Dataset records:

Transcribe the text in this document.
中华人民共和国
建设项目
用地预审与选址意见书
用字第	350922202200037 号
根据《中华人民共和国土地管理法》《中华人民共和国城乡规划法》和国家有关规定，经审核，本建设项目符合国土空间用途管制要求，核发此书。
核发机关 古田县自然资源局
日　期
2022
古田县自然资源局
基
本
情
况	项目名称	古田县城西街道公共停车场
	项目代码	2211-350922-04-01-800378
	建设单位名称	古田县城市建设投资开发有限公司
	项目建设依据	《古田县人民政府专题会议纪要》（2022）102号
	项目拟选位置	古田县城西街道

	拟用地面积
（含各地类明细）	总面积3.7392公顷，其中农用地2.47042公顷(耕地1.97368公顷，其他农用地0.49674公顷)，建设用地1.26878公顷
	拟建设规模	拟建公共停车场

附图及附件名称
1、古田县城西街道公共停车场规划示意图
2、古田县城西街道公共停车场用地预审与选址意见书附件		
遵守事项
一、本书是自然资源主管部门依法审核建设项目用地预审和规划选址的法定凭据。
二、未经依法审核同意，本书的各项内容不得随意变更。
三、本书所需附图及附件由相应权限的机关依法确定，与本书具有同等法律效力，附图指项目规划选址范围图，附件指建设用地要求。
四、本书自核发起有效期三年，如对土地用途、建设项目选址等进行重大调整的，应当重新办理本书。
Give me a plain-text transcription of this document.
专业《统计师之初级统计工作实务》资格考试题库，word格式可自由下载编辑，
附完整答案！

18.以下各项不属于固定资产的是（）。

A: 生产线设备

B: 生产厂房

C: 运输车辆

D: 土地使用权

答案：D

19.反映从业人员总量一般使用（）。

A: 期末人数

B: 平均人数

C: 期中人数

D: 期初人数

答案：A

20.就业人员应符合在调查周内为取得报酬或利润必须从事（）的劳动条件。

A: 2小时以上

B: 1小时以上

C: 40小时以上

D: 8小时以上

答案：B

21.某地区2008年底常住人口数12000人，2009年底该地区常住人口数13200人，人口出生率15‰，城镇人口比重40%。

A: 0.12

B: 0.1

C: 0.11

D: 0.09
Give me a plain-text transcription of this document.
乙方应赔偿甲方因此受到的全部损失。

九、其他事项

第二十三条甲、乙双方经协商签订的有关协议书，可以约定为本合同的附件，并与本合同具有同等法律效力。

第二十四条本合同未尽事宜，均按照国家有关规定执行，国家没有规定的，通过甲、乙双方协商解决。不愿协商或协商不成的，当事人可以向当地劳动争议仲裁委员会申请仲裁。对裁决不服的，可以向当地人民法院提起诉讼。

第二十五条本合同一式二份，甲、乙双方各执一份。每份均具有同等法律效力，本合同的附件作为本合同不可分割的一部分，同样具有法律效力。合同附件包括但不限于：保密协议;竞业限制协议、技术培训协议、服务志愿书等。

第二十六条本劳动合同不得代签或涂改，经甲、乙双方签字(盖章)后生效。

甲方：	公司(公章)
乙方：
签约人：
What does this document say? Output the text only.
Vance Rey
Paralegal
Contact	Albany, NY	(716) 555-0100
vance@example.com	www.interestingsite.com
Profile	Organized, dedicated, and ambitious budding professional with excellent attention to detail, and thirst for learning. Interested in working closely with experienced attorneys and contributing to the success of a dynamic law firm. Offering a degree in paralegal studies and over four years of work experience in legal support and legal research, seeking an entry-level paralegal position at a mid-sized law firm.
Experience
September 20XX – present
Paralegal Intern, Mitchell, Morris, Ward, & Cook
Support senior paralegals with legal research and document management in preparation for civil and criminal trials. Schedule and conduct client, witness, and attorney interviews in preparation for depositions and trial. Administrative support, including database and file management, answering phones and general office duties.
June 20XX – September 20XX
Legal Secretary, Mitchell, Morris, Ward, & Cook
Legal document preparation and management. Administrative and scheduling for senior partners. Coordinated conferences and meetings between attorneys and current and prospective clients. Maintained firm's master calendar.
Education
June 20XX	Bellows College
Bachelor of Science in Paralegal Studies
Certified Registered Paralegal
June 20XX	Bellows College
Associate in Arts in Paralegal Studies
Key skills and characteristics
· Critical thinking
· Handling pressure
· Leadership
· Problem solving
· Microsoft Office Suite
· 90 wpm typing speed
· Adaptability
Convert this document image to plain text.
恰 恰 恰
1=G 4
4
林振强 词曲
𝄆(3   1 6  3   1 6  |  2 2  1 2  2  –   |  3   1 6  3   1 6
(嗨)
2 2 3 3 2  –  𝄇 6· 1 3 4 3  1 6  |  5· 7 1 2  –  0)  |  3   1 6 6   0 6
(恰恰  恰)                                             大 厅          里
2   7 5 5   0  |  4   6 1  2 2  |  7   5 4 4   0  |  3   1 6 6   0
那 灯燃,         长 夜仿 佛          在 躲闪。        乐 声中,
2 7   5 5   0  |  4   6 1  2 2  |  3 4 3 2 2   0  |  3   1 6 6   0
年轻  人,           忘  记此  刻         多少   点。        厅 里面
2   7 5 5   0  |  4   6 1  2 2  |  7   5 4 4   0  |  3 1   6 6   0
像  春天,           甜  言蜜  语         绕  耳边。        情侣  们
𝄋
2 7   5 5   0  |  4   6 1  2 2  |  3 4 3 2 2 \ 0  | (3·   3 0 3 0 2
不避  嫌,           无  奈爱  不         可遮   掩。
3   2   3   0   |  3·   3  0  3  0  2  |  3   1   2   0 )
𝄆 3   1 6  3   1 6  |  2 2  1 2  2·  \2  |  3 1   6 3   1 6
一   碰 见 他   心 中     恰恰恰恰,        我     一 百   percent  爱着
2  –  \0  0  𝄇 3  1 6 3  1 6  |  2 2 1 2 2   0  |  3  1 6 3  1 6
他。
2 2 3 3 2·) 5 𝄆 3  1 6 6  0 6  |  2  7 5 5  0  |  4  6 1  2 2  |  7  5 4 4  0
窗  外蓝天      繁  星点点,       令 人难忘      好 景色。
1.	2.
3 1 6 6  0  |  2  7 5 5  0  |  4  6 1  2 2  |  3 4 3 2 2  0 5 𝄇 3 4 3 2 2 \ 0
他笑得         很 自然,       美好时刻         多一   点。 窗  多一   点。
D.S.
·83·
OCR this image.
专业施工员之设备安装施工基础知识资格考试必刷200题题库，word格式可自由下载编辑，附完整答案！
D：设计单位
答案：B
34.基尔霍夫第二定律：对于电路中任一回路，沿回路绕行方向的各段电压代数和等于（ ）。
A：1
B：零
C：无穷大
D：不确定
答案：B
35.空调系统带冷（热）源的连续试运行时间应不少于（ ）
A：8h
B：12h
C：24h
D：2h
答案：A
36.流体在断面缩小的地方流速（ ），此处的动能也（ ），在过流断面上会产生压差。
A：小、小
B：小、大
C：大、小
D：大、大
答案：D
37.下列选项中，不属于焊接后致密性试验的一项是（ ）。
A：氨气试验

■ DIRECTION ■
Take the lines above and print them exactly.

■ THE SOLUTION ■
Transcribe the text in this document.
中华人民共和国
建设项目
用地预审与选址意见书
用字第	350922202200037 号
根据《中华人民共和国土地管理法》《中华人民共和国城乡规划法》和国家有关规定，经审核，本建设项目符合国土空间用途管制要求，核发此书。
核发机关 古田县自然资源局
日　期
2022
古田县自然资源局
基
本
情
况	项目名称	古田县城西街道公共停车场
	项目代码	2211-350922-04-01-800378
	建设单位名称	古田县城市建设投资开发有限公司
	项目建设依据	《古田县人民政府专题会议纪要》（2022）102号
	项目拟选位置	古田县城西街道

	拟用地面积
（含各地类明细）	总面积3.7392公顷，其中农用地2.47042公顷(耕地1.97368公顷，其他农用地0.49674公顷)，建设用地1.26878公顷
	拟建设规模	拟建公共停车场

附图及附件名称
1、古田县城西街道公共停车场规划示意图
2、古田县城西街道公共停车场用地预审与选址意见书附件		
遵守事项
一、本书是自然资源主管部门依法审核建设项目用地预审和规划选址的法定凭据。
二、未经依法审核同意，本书的各项内容不得随意变更。
三、本书所需附图及附件由相应权限的机关依法确定，与本书具有同等法律效力，附图指项目规划选址范围图，附件指建设用地要求。
四、本书自核发起有效期三年，如对土地用途、建设项目选址等进行重大调整的，应当重新办理本书。
Give me a plain-text transcription of this document.
专业《统计师之初级统计工作实务》资格考试题库，word格式可自由下载编辑，
附完整答案！

18.以下各项不属于固定资产的是（）。

A: 生产线设备

B: 生产厂房

C: 运输车辆

D: 土地使用权

答案：D

19.反映从业人员总量一般使用（）。

A: 期末人数

B: 平均人数

C: 期中人数

D: 期初人数

答案：A

20.就业人员应符合在调查周内为取得报酬或利润必须从事（）的劳动条件。

A: 2小时以上

B: 1小时以上

C: 40小时以上

D: 8小时以上

答案：B

21.某地区2008年底常住人口数12000人，2009年底该地区常住人口数13200人，人口出生率15‰，城镇人口比重40%。

A: 0.12

B: 0.1

C: 0.11

D: 0.09
Give me a plain-text transcription of this document.
乙方应赔偿甲方因此受到的全部损失。

九、其他事项

第二十三条甲、乙双方经协商签订的有关协议书，可以约定为本合同的附件，并与本合同具有同等法律效力。

第二十四条本合同未尽事宜，均按照国家有关规定执行，国家没有规定的，通过甲、乙双方协商解决。不愿协商或协商不成的，当事人可以向当地劳动争议仲裁委员会申请仲裁。对裁决不服的，可以向当地人民法院提起诉讼。

第二十五条本合同一式二份，甲、乙双方各执一份。每份均具有同等法律效力，本合同的附件作为本合同不可分割的一部分，同样具有法律效力。合同附件包括但不限于：保密协议;竞业限制协议、技术培训协议、服务志愿书等。

第二十六条本劳动合同不得代签或涂改，经甲、乙双方签字(盖章)后生效。

甲方：	公司(公章)
乙方：
签约人：
What does this document say? Output the text only.
Vance Rey
Paralegal
Contact	Albany, NY	(716) 555-0100
vance@example.com	www.interestingsite.com
Profile	Organized, dedicated, and ambitious budding professional with excellent attention to detail, and thirst for learning. Interested in working closely with experienced attorneys and contributing to the success of a dynamic law firm. Offering a degree in paralegal studies and over four years of work experience in legal support and legal research, seeking an entry-level paralegal position at a mid-sized law firm.
Experience
September 20XX – present
Paralegal Intern, Mitchell, Morris, Ward, & Cook
Support senior paralegals with legal research and document management in preparation for civil and criminal trials. Schedule and conduct client, witness, and attorney interviews in preparation for depositions and trial. Administrative support, including database and file management, answering phones and general office duties.
June 20XX – September 20XX
Legal Secretary, Mitchell, Morris, Ward, & Cook
Legal document preparation and management. Administrative and scheduling for senior partners. Coordinated conferences and meetings between attorneys and current and prospective clients. Maintained firm's master calendar.
Education
June 20XX	Bellows College
Bachelor of Science in Paralegal Studies
Certified Registered Paralegal
June 20XX	Bellows College
Associate in Arts in Paralegal Studies
Key skills and characteristics
· Critical thinking
· Handling pressure
· Leadership
· Problem solving
· Microsoft Office Suite
· 90 wpm typing speed
· Adaptability
Convert this document image to plain text.
恰 恰 恰
1=G 4
4
林振强 词曲
𝄆(3   1 6  3   1 6  |  2 2  1 2  2  –   |  3   1 6  3   1 6
(嗨)
2 2 3 3 2  –  𝄇 6· 1 3 4 3  1 6  |  5· 7 1 2  –  0)  |  3   1 6 6   0 6
(恰恰  恰)                                             大 厅          里
2   7 5 5   0  |  4   6 1  2 2  |  7   5 4 4   0  |  3   1 6 6   0
那 灯燃,         长 夜仿 佛          在 躲闪。        乐 声中,
2 7   5 5   0  |  4   6 1  2 2  |  3 4 3 2 2   0  |  3   1 6 6   0
年轻  人,           忘  记此  刻         多少   点。        厅 里面
2   7 5 5   0  |  4   6 1  2 2  |  7   5 4 4   0  |  3 1   6 6   0
像  春天,           甜  言蜜  语         绕  耳边。        情侣  们
𝄋
2 7   5 5   0  |  4   6 1  2 2  |  3 4 3 2 2 \ 0  | (3·   3 0 3 0 2
不避  嫌,           无  奈爱  不         可遮   掩。
3   2   3   0   |  3·   3  0  3  0  2  |  3   1   2   0 )
𝄆 3   1 6  3   1 6  |  2 2  1 2  2·  \2  |  3 1   6 3   1 6
一   碰 见 他   心 中     恰恰恰恰,        我     一 百   percent  爱着
2  –  \0  0  𝄇 3  1 6 3  1 6  |  2 2 1 2 2   0  |  3  1 6 3  1 6
他。
2 2 3 3 2·) 5 𝄆 3  1 6 6  0 6  |  2  7 5 5  0  |  4  6 1  2 2  |  7  5 4 4  0
窗  外蓝天      繁  星点点,       令 人难忘      好 景色。
1.	2.
3 1 6 6  0  |  2  7 5 5  0  |  4  6 1  2 2  |  3 4 3 2 2  0 5 𝄇 3 4 3 2 2 \ 0
他笑得         很 自然,       美好时刻         多一   点。 窗  多一   点。
D.S.
·83·
OCR this image.
专业施工员之设备安装施工基础知识资格考试必刷200题题库，word格式可自由下载编辑，附完整答案！
D：设计单位
答案：B
34.基尔霍夫第二定律：对于电路中任一回路，沿回路绕行方向的各段电压代数和等于（ ）。
A：1
B：零
C：无穷大
D：不确定
答案：B
35.空调系统带冷（热）源的连续试运行时间应不少于（ ）
A：8h
B：12h
C：24h
D：2h
答案：A
36.流体在断面缩小的地方流速（ ），此处的动能也（ ），在过流断面上会产生压差。
A：小、小
B：小、大
C：大、小
D：大、大
答案：D
37.下列选项中，不属于焊接后致密性试验的一项是（ ）。
A：氨气试验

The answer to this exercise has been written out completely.